AIM OF THE TASK.
Skip the pictures. Reproduce all other material exactly.

SUPPLIED DATA.
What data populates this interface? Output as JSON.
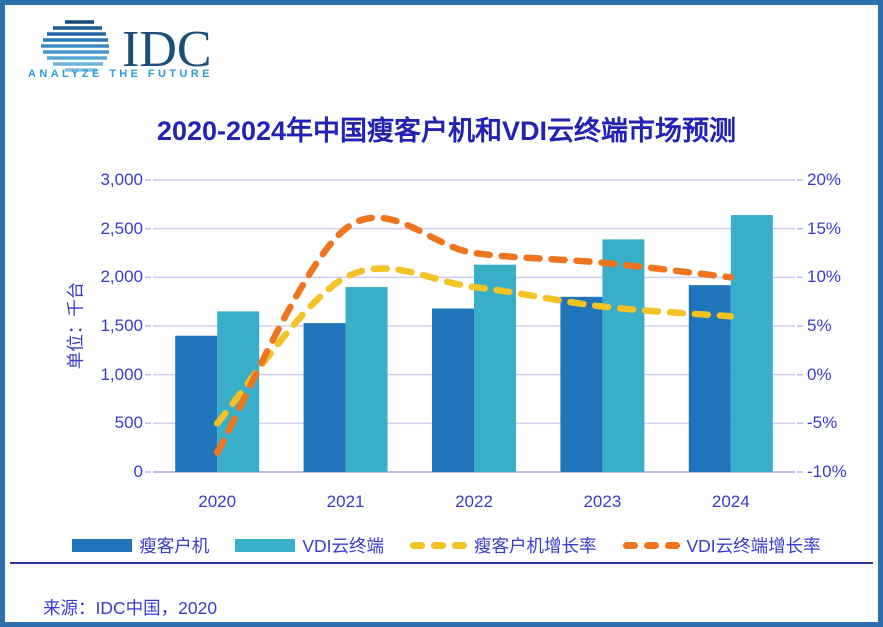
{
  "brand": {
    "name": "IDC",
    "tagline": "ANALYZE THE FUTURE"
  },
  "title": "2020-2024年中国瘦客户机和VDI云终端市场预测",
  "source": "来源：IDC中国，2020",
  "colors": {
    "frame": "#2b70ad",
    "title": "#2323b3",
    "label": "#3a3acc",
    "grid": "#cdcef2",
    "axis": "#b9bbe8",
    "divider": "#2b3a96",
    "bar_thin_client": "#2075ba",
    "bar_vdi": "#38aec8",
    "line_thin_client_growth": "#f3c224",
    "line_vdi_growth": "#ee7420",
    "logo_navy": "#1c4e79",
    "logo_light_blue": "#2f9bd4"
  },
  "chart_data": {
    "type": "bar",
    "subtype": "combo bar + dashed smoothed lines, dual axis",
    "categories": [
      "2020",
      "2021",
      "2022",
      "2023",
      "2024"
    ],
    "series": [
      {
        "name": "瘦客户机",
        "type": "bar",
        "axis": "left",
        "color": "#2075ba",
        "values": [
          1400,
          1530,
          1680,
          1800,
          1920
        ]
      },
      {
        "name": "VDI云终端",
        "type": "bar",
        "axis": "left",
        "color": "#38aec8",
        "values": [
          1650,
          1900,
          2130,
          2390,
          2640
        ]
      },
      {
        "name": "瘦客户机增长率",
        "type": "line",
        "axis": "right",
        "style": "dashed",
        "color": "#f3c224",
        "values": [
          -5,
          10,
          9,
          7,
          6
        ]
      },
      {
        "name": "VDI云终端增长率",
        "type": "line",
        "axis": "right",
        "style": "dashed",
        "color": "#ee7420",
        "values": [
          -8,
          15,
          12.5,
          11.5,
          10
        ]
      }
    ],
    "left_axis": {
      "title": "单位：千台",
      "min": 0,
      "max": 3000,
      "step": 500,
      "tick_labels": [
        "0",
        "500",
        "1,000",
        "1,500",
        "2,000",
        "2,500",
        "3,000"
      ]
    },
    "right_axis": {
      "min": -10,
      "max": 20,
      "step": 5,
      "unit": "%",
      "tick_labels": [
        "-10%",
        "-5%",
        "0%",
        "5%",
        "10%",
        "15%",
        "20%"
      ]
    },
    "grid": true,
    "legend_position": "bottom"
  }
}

COMPLETED TASK.
What data populates this interface? Output as JSON.
{
  "brand": {
    "name": "IDC",
    "tagline": "ANALYZE THE FUTURE"
  },
  "title": "2020-2024年中国瘦客户机和VDI云终端市场预测",
  "source": "来源：IDC中国，2020",
  "colors": {
    "frame": "#2b70ad",
    "title": "#2323b3",
    "label": "#3a3acc",
    "grid": "#cdcef2",
    "axis": "#b9bbe8",
    "divider": "#2b3a96",
    "bar_thin_client": "#2075ba",
    "bar_vdi": "#38aec8",
    "line_thin_client_growth": "#f3c224",
    "line_vdi_growth": "#ee7420",
    "logo_navy": "#1c4e79",
    "logo_light_blue": "#2f9bd4"
  },
  "chart_data": {
    "type": "bar",
    "subtype": "combo bar + dashed smoothed lines, dual axis",
    "categories": [
      "2020",
      "2021",
      "2022",
      "2023",
      "2024"
    ],
    "series": [
      {
        "name": "瘦客户机",
        "type": "bar",
        "axis": "left",
        "color": "#2075ba",
        "values": [
          1400,
          1530,
          1680,
          1800,
          1920
        ]
      },
      {
        "name": "VDI云终端",
        "type": "bar",
        "axis": "left",
        "color": "#38aec8",
        "values": [
          1650,
          1900,
          2130,
          2390,
          2640
        ]
      },
      {
        "name": "瘦客户机增长率",
        "type": "line",
        "axis": "right",
        "style": "dashed",
        "color": "#f3c224",
        "values": [
          -5,
          10,
          9,
          7,
          6
        ]
      },
      {
        "name": "VDI云终端增长率",
        "type": "line",
        "axis": "right",
        "style": "dashed",
        "color": "#ee7420",
        "values": [
          -8,
          15,
          12.5,
          11.5,
          10
        ]
      }
    ],
    "left_axis": {
      "title": "单位：千台",
      "min": 0,
      "max": 3000,
      "step": 500,
      "tick_labels": [
        "0",
        "500",
        "1,000",
        "1,500",
        "2,000",
        "2,500",
        "3,000"
      ]
    },
    "right_axis": {
      "min": -10,
      "max": 20,
      "step": 5,
      "unit": "%",
      "tick_labels": [
        "-10%",
        "-5%",
        "0%",
        "5%",
        "10%",
        "15%",
        "20%"
      ]
    },
    "grid": true,
    "legend_position": "bottom"
  }
}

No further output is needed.